● **GOAL**: Pull out each line of the records holding the string "нашествия".

● **RECORDS FOR THE EXERCISE**:
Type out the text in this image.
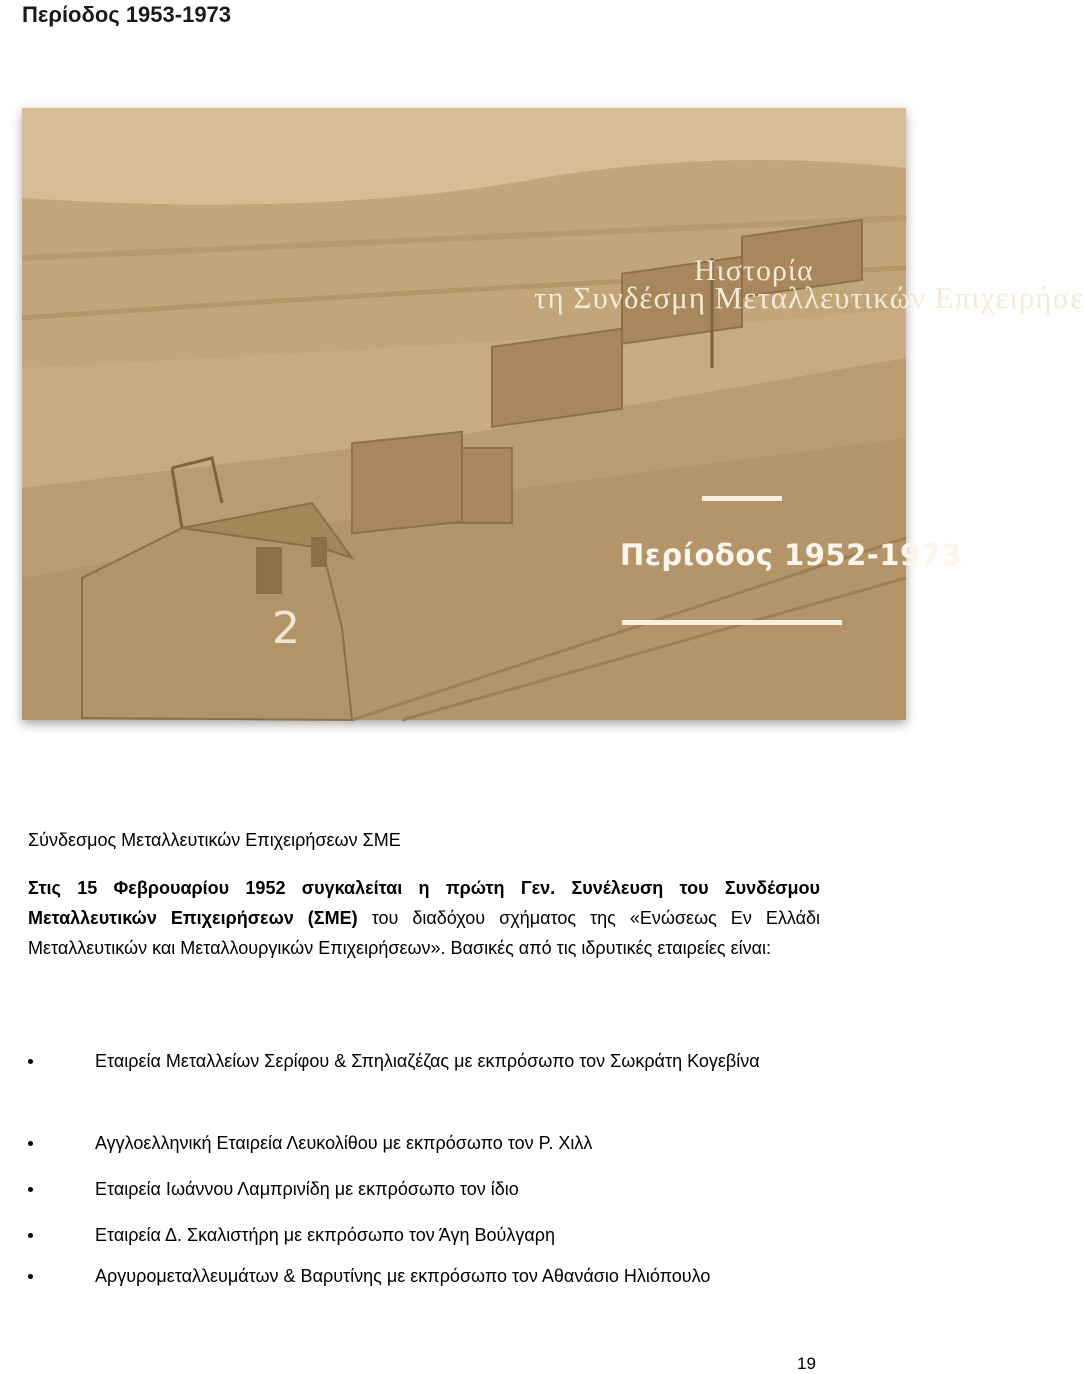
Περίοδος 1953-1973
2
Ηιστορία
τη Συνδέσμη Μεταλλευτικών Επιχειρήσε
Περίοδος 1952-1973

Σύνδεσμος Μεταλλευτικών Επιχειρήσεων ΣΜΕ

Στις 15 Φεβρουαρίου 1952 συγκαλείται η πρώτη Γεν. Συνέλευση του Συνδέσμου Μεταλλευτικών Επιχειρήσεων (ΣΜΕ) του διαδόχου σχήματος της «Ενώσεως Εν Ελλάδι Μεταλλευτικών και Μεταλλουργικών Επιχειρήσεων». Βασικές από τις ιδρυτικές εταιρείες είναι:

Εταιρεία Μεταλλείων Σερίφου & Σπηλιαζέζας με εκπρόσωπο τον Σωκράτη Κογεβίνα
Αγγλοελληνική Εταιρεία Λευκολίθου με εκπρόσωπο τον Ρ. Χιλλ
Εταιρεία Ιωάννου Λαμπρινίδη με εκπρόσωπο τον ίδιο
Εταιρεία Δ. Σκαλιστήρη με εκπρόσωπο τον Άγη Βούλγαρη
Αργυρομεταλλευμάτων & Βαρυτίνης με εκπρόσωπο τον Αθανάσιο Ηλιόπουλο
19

* * *

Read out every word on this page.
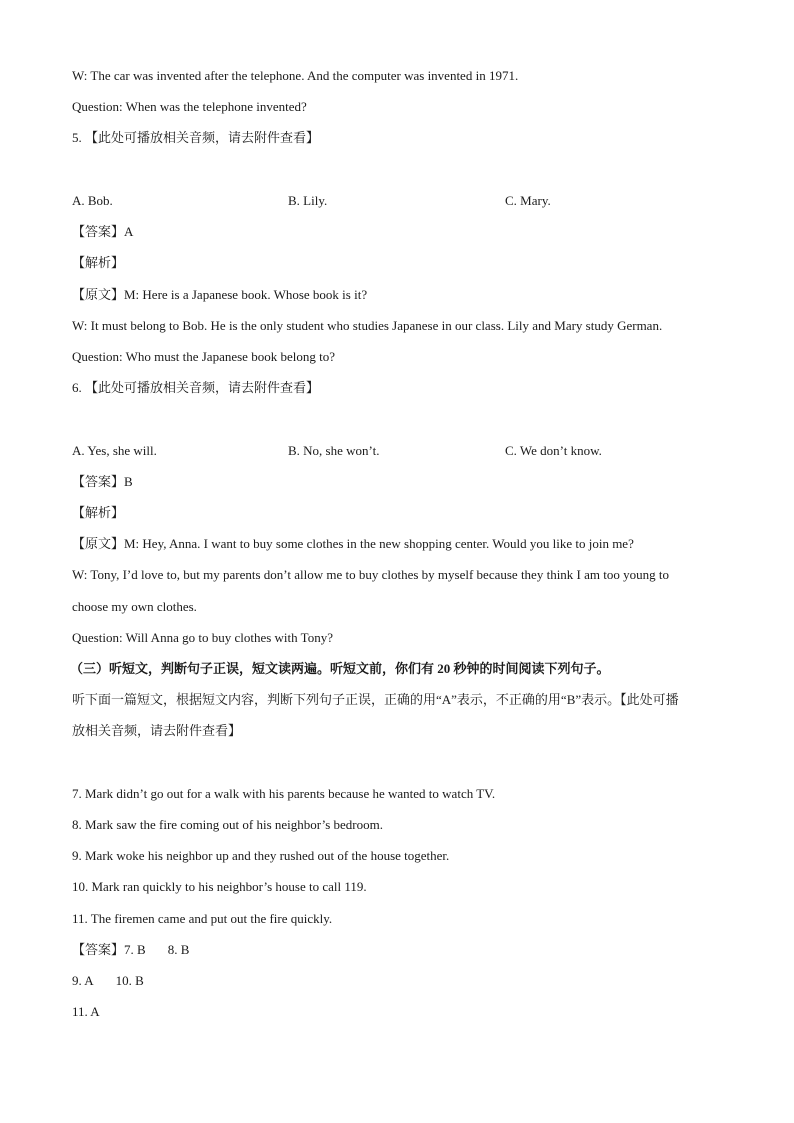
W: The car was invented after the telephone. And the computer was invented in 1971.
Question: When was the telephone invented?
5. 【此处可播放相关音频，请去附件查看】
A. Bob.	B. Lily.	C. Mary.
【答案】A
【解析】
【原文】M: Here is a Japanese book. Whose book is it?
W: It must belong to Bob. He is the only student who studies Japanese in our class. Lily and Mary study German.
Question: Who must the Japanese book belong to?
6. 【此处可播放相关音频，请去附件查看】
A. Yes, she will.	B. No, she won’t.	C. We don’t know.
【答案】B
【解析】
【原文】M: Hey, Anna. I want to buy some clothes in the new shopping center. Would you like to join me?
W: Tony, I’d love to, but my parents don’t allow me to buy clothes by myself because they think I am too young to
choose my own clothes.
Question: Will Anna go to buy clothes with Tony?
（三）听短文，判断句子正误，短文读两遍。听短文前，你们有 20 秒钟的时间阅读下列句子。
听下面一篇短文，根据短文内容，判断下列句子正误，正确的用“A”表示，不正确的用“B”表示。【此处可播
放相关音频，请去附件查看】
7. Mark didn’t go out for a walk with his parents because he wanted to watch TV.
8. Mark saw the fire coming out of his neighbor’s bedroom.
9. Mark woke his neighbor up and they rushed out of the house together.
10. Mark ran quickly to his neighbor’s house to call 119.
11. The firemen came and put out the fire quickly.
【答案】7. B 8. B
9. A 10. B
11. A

...

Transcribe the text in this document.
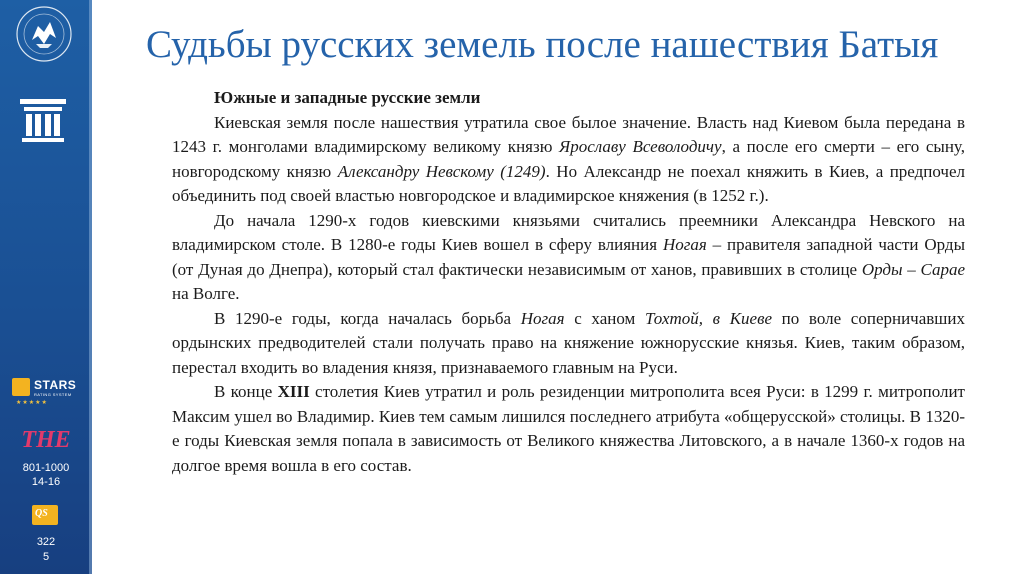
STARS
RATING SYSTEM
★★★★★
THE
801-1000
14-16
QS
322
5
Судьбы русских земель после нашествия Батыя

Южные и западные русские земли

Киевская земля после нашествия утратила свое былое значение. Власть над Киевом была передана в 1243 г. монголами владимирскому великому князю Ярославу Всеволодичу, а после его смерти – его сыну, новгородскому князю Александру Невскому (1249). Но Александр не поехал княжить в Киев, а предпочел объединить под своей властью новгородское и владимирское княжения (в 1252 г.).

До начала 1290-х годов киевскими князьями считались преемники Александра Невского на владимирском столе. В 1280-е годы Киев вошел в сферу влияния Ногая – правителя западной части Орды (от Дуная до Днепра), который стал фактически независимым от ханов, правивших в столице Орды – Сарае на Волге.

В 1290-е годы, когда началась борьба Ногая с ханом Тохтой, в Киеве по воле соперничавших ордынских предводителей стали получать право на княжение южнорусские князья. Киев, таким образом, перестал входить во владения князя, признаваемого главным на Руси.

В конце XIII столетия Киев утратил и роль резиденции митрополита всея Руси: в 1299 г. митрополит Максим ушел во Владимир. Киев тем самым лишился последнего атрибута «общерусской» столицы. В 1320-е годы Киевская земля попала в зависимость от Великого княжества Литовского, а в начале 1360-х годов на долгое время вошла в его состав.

● **ANSWER TO THE PROBLEM**:
Судьбы русских земель после нашествия Батыя
Киевская земля после нашествия утратила свое былое значение. Власть над Киевом была передана в 1243 г. монголами владимирскому великому князю Ярославу Всеволодичу, а после его смерти – его сыну, новгородскому князю Александру Невскому (1249). Но Александр не поехал княжить в Киев, а предпочел объединить под своей властью новгородское и владимирское княжения (в 1252 г.).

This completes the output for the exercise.